Rewrite all of the records below with "distribution" swapped for "share", keeping everything else the same. Leave out the pictures.

─── RECORD LIST

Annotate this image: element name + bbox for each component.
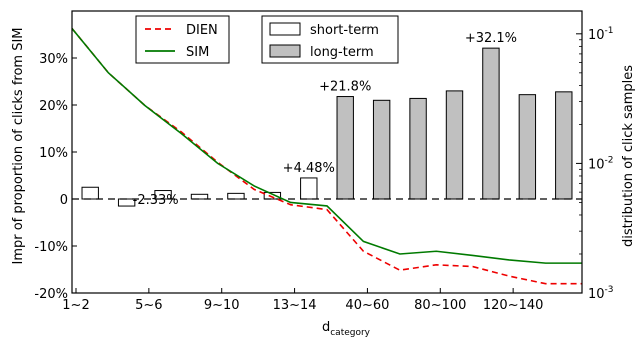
x-axis-label-subscript: category	[330, 328, 370, 338]
y-right-tick-label: 10-3	[588, 285, 614, 302]
legend-long-term-label: long-term	[310, 45, 374, 60]
y-right-tick-base: 10	[588, 28, 605, 43]
y-left-tick-label: 0	[60, 193, 68, 208]
bar-long-term-9	[409, 97, 427, 200]
bar-short-term-0	[81, 186, 99, 200]
y-right-tick-base: 10	[588, 157, 605, 172]
y-right-tick-label: 10-2	[588, 155, 614, 172]
legend-long-term-swatch	[269, 44, 301, 58]
x-tick-label: 120~140	[483, 298, 544, 313]
bar-group	[81, 47, 573, 207]
legend-sim-label: SIM	[186, 45, 209, 60]
y-right-tick-exponent: -2	[605, 155, 614, 165]
x-axis-label-main: d	[322, 320, 330, 335]
bar-long-term-10	[445, 90, 464, 200]
bar-annotation-7: +21.8%	[319, 80, 371, 95]
y-left-tick-label: 30%	[39, 52, 68, 67]
bar-long-term-7	[336, 96, 354, 200]
bar-short-term-4	[227, 192, 245, 200]
x-tick-label: 40~60	[345, 298, 389, 313]
y-axis-left: -20% -10% 0 10% 20% 30%	[34, 52, 77, 302]
y-right-tick-exponent: -1	[605, 26, 614, 36]
x-axis: 1~2 5~6 9~10 13~14 40~60 80~100 120~140	[62, 288, 543, 313]
y-axis-right-label: distribution of click samples	[621, 65, 636, 247]
x-axis-label: dcategory	[322, 320, 371, 338]
bar-short-term-3	[190, 193, 209, 200]
bar-long-term-13	[555, 91, 573, 200]
y-left-tick-label: -20%	[34, 287, 68, 302]
bar-long-term-8	[372, 99, 391, 200]
bar-short-term-6	[300, 177, 318, 200]
y-left-tick-label: -10%	[34, 240, 68, 255]
x-tick-label: 1~2	[62, 298, 89, 313]
x-tick-label: 80~100	[414, 298, 466, 313]
bar-short-term-2	[154, 190, 172, 200]
bar-long-term-12	[518, 94, 537, 200]
line-dien	[71, 27, 582, 285]
bar-annotation-1: -2.33%	[133, 193, 179, 208]
y-right-tick-base: 10	[588, 287, 605, 302]
x-tick-label: 9~10	[204, 298, 240, 313]
legend-bars: short-term long-term	[261, 15, 399, 64]
legend-dien-label: DIEN	[186, 23, 218, 38]
bar-short-term-5	[263, 191, 282, 200]
bar-annotation-6: +4.48%	[283, 161, 335, 176]
bar-annotations: -2.33% +4.48% +21.8% +32.1%	[133, 31, 517, 208]
y-left-tick-label: 10%	[39, 146, 68, 161]
legend-short-term-label: short-term	[310, 23, 379, 38]
line-group	[71, 27, 582, 285]
legend-lines: DIEN SIM	[135, 15, 230, 64]
x-tick-label: 13~14	[273, 298, 317, 313]
bar-long-term-11	[482, 47, 500, 200]
y-axis-left-label: Impr of proportion of clicks from SIM	[11, 27, 26, 264]
y-left-tick-label: 20%	[39, 99, 68, 114]
bar-annotation-11: +32.1%	[465, 31, 517, 46]
line-sim	[71, 27, 582, 264]
x-tick-label: 5~6	[135, 298, 162, 313]
y-right-tick-exponent: -3	[605, 285, 614, 295]
y-right-tick-label: 10-1	[588, 26, 614, 43]
y-axis-right: 10-110-210-3	[576, 26, 614, 302]
legend-short-term-swatch	[269, 22, 301, 36]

──────

■ **COMPLETE OUTPUT**
Annotate this image: element name + bbox for each component.
x-axis-label-subscript: category	[330, 328, 370, 338]
y-right-tick-label: 10-3	[588, 285, 614, 302]
legend-long-term-label: long-term	[310, 45, 374, 60]
y-right-tick-base: 10	[588, 28, 605, 43]
y-left-tick-label: 0	[60, 193, 68, 208]
bar-long-term-9	[409, 97, 427, 200]
bar-short-term-0	[81, 186, 99, 200]
y-right-tick-base: 10	[588, 157, 605, 172]
y-right-tick-label: 10-2	[588, 155, 614, 172]
legend-long-term-swatch	[269, 44, 301, 58]
x-tick-label: 120~140	[483, 298, 544, 313]
bar-group	[81, 47, 573, 207]
legend-sim-label: SIM	[186, 45, 209, 60]
y-right-tick-exponent: -2	[605, 155, 614, 165]
x-axis-label-main: d	[322, 320, 330, 335]
bar-long-term-10	[445, 90, 464, 200]
bar-annotation-7: +21.8%	[319, 80, 371, 95]
y-left-tick-label: 30%	[39, 52, 68, 67]
bar-long-term-7	[336, 96, 354, 200]
bar-short-term-4	[227, 192, 245, 200]
x-tick-label: 40~60	[345, 298, 389, 313]
y-axis-left: -20% -10% 0 10% 20% 30%	[34, 52, 77, 302]
y-right-tick-exponent: -1	[605, 26, 614, 36]
x-axis: 1~2 5~6 9~10 13~14 40~60 80~100 120~140	[62, 288, 543, 313]
y-axis-right-label: share of click samples	[621, 65, 636, 247]
x-axis-label: dcategory	[322, 320, 371, 338]
bar-short-term-3	[190, 193, 209, 200]
bar-long-term-13	[555, 91, 573, 200]
y-left-tick-label: -20%	[34, 287, 68, 302]
bar-long-term-8	[372, 99, 391, 200]
bar-short-term-6	[300, 177, 318, 200]
y-left-tick-label: -10%	[34, 240, 68, 255]
x-tick-label: 1~2	[62, 298, 89, 313]
x-tick-label: 80~100	[414, 298, 466, 313]
bar-short-term-2	[154, 190, 172, 200]
bar-long-term-12	[518, 94, 537, 200]
line-dien	[71, 27, 582, 285]
bar-annotation-1: -2.33%	[133, 193, 179, 208]
y-right-tick-base: 10	[588, 287, 605, 302]
x-tick-label: 9~10	[204, 298, 240, 313]
legend-bars: short-term long-term	[261, 15, 399, 64]
legend-dien-label: DIEN	[186, 23, 218, 38]
bar-short-term-5	[263, 191, 282, 200]
bar-annotation-6: +4.48%	[283, 161, 335, 176]
bar-annotations: -2.33% +4.48% +21.8% +32.1%	[133, 31, 517, 208]
y-left-tick-label: 10%	[39, 146, 68, 161]
legend-short-term-label: short-term	[310, 23, 379, 38]
line-group	[71, 27, 582, 285]
legend-lines: DIEN SIM	[135, 15, 230, 64]
x-tick-label: 13~14	[273, 298, 317, 313]
bar-long-term-11	[482, 47, 500, 200]
y-axis-left-label: Impr of proportion of clicks from SIM	[11, 27, 26, 264]
y-left-tick-label: 20%	[39, 99, 68, 114]
bar-annotation-11: +32.1%	[465, 31, 517, 46]
line-sim	[71, 27, 582, 264]
x-tick-label: 5~6	[135, 298, 162, 313]
y-right-tick-exponent: -3	[605, 285, 614, 295]
y-right-tick-label: 10-1	[588, 26, 614, 43]
y-axis-right: 10-110-210-3	[576, 26, 614, 302]
legend-short-term-swatch	[269, 22, 301, 36]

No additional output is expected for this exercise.